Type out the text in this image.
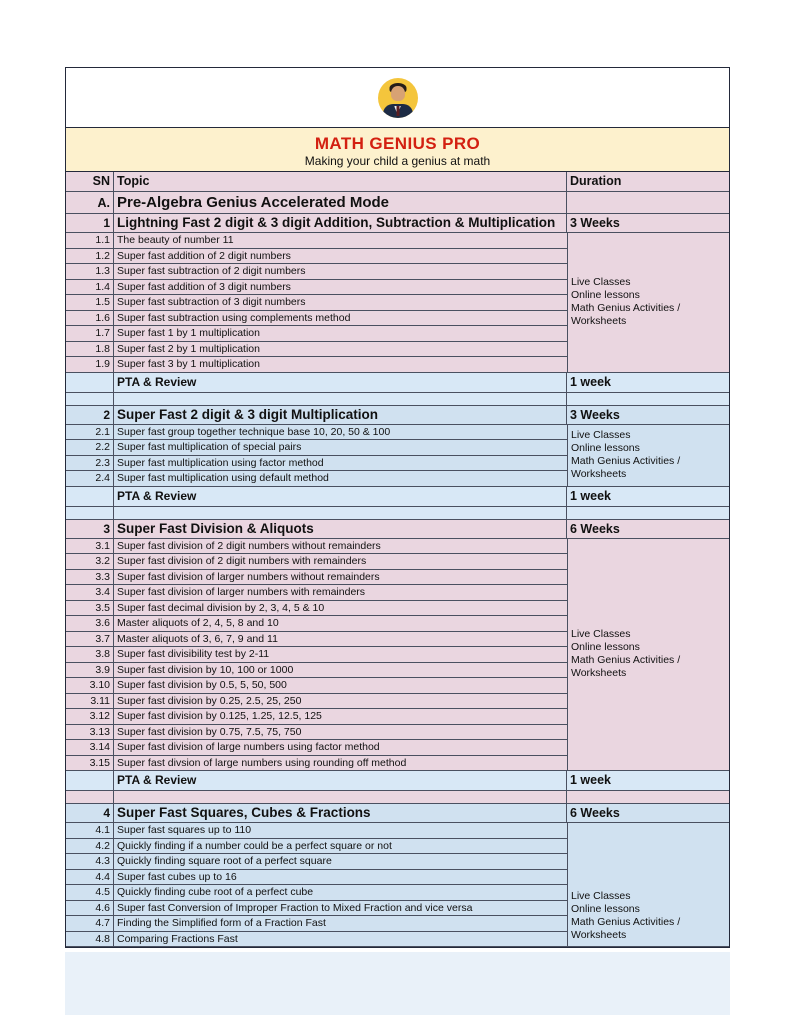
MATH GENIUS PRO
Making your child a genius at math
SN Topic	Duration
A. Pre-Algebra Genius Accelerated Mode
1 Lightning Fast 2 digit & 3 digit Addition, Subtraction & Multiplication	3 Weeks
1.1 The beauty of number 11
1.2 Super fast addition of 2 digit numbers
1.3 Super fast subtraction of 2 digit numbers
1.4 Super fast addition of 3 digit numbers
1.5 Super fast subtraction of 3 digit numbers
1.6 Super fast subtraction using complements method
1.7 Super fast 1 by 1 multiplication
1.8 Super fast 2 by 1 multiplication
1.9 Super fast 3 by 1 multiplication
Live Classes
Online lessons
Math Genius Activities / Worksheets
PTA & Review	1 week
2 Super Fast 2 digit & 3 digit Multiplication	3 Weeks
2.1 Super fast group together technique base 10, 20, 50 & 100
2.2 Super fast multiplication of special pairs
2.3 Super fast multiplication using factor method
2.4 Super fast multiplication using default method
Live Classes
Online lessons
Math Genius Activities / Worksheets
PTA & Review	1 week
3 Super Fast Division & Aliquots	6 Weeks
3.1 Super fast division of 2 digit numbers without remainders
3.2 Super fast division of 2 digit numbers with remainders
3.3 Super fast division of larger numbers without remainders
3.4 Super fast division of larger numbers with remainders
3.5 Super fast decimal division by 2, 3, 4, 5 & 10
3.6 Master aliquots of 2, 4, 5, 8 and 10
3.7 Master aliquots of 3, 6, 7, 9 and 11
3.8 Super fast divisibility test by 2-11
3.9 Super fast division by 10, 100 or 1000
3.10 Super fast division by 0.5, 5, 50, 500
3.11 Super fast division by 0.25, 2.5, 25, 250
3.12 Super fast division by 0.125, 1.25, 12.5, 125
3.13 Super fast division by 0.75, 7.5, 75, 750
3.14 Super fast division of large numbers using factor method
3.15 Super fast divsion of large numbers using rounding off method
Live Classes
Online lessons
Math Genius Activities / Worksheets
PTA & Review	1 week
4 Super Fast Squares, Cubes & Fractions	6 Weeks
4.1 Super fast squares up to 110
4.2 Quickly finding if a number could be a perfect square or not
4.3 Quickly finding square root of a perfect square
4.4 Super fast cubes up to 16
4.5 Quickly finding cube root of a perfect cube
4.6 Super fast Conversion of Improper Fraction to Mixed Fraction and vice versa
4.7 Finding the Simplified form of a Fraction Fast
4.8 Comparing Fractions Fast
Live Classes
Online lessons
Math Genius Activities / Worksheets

== == ==

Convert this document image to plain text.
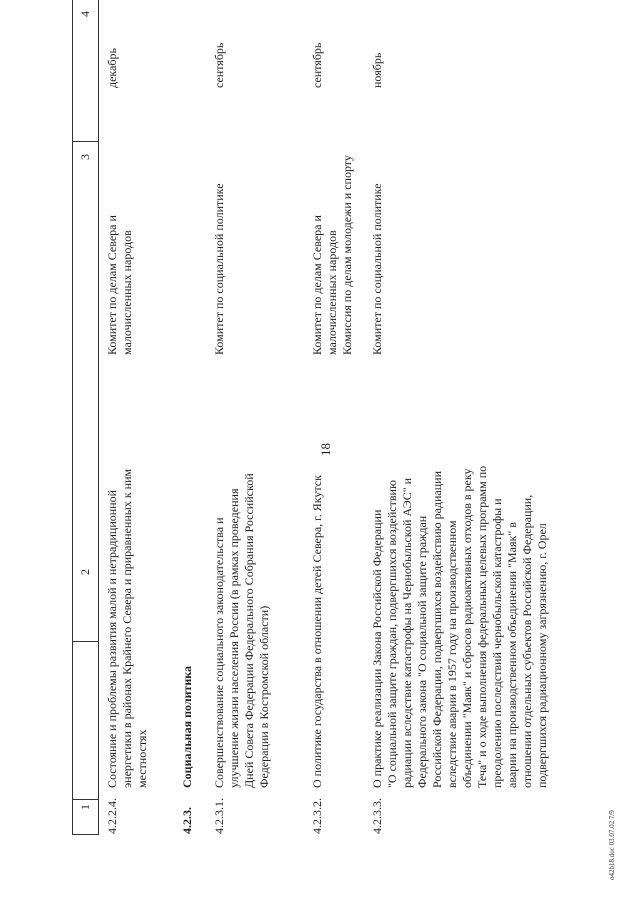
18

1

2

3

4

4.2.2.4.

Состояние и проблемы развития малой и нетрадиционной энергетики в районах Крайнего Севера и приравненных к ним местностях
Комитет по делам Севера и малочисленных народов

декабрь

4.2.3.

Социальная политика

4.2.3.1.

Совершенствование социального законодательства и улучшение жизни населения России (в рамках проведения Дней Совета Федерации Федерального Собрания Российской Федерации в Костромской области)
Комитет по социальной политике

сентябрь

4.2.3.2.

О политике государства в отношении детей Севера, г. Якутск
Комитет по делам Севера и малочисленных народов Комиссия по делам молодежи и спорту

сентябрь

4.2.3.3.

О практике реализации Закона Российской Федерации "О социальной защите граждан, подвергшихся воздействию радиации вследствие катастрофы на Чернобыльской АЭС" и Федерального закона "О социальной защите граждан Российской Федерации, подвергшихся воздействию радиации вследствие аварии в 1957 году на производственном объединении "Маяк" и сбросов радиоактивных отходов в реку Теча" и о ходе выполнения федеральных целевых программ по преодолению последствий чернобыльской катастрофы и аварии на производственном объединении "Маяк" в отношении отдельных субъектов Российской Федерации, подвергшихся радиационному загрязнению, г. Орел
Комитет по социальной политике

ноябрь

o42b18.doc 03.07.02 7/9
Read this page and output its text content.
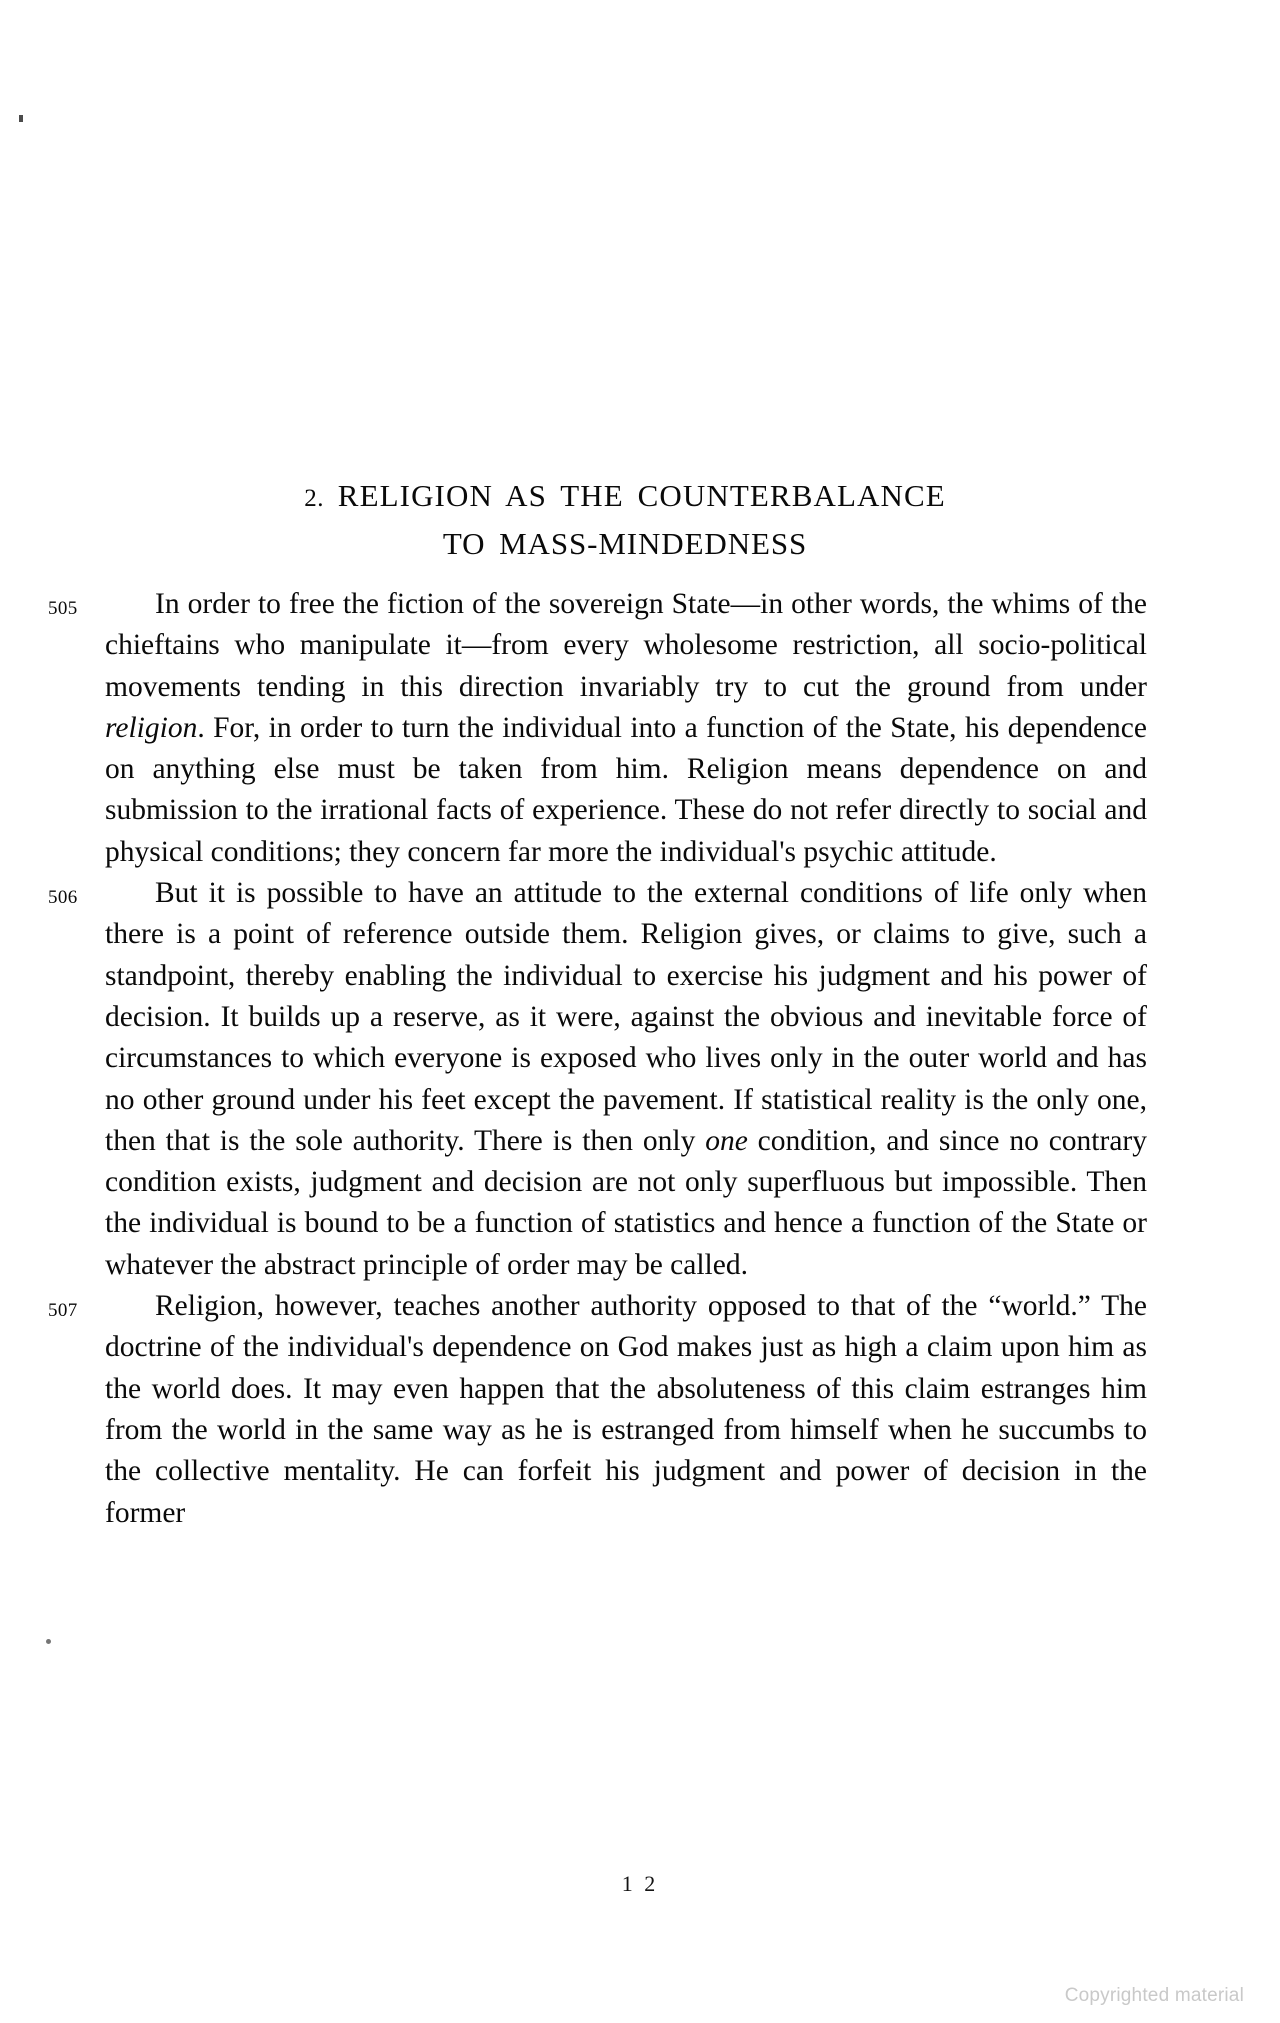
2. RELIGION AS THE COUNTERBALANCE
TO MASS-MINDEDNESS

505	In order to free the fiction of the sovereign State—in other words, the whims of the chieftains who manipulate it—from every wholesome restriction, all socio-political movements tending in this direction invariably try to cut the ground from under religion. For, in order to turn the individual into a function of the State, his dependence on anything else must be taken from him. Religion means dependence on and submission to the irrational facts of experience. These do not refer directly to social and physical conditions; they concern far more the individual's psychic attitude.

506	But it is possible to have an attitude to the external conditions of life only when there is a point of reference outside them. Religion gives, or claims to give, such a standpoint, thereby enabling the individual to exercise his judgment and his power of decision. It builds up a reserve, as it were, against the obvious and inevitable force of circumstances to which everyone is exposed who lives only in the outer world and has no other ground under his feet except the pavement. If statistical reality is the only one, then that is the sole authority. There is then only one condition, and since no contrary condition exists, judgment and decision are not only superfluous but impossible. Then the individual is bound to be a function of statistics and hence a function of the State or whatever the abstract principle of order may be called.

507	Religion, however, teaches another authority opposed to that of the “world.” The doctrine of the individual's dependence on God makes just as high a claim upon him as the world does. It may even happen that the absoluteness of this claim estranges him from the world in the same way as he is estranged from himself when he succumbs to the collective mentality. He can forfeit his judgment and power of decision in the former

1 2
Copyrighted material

== == ==

### TASK OBJECTIVE
Pull out each line of the listing that holds the string "root".

### FINISHED EXERCISE
4.3 Quickly finding square root of a perfect square
4.5 Quickly finding cube root of a perfect cube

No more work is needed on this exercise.